Show all lines from the listing below that contain "value".

Data entries:
__________
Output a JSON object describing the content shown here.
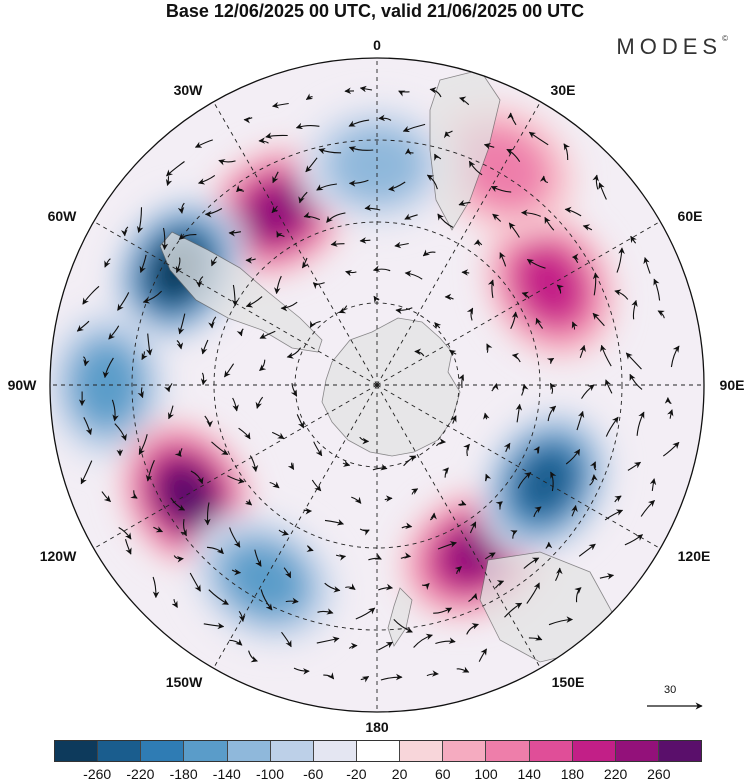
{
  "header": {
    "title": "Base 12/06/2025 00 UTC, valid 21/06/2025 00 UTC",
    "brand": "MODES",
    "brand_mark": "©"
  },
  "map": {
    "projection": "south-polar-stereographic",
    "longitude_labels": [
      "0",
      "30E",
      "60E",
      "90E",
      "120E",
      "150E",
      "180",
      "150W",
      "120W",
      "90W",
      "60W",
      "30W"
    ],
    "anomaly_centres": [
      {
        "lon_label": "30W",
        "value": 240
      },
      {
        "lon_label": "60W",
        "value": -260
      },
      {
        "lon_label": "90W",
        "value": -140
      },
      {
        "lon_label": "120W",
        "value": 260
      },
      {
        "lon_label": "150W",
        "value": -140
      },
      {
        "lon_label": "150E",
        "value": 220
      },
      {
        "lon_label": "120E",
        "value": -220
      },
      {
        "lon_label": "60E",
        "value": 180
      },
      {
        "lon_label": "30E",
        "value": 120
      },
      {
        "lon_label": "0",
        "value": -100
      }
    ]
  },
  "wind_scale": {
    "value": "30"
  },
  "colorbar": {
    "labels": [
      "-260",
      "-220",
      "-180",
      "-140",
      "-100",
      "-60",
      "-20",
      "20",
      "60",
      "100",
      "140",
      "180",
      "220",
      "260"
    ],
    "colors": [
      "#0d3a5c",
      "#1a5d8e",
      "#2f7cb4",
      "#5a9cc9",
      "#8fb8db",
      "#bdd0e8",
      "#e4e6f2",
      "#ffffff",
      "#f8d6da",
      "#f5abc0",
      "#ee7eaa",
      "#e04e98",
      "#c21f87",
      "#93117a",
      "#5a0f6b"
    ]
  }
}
__________
◆ **Solved problem**
        "value": 240
        "value": -260
        "value": -140
        "value": 260
        "value": -140
        "value": 220
        "value": -220
        "value": 180
        "value": 120
        "value": -100
    "value": "30"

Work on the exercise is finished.